#### Task description
Extract every entry word for word.

● ● ●

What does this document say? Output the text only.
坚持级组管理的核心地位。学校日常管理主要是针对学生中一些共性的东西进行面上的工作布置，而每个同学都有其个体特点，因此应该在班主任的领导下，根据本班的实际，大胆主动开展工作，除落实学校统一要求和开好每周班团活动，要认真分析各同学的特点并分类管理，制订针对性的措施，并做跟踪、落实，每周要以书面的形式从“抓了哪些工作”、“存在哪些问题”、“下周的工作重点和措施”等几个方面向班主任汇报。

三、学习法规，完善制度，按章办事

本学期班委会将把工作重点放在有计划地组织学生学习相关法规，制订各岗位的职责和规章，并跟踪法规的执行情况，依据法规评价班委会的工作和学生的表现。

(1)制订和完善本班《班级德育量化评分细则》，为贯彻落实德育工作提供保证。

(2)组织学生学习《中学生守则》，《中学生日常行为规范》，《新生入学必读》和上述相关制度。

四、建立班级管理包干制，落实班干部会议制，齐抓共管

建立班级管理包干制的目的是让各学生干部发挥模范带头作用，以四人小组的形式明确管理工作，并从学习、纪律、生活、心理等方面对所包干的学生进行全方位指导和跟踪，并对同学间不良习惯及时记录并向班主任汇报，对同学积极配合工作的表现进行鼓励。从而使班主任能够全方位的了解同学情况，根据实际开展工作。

● ● ●

#### Correct output
What does this document say? Output the text only.
坚持级组管理的核心地位。学校日常管理主要是针对学生中一些共性的东西进行面上的工作布置，而每个同学都有其个体特点，因此应该在班主任的领导下，根据本班的实际，大胆主动开展工作，除落实学校统一要求和开好每周班团活动，要认真分析各同学的特点并分类管理，制订针对性的措施，并做跟踪、落实，每周要以书面的形式从“抓了哪些工作”、“存在哪些问题”、“下周的工作重点和措施”等几个方面向班主任汇报。

三、学习法规，完善制度，按章办事

本学期班委会将把工作重点放在有计划地组织学生学习相关法规，制订各岗位的职责和规章，并跟踪法规的执行情况，依据法规评价班委会的工作和学生的表现。

(1)制订和完善本班《班级德育量化评分细则》，为贯彻落实德育工作提供保证。

(2)组织学生学习《中学生守则》，《中学生日常行为规范》，《新生入学必读》和上述相关制度。

四、建立班级管理包干制，落实班干部会议制，齐抓共管

建立班级管理包干制的目的是让各学生干部发挥模范带头作用，以四人小组的形式明确管理工作，并从学习、纪律、生活、心理等方面对所包干的学生进行全方位指导和跟踪，并对同学间不良习惯及时记录并向班主任汇报，对同学积极配合工作的表现进行鼓励。从而使班主任能够全方位的了解同学情况，根据实际开展工作。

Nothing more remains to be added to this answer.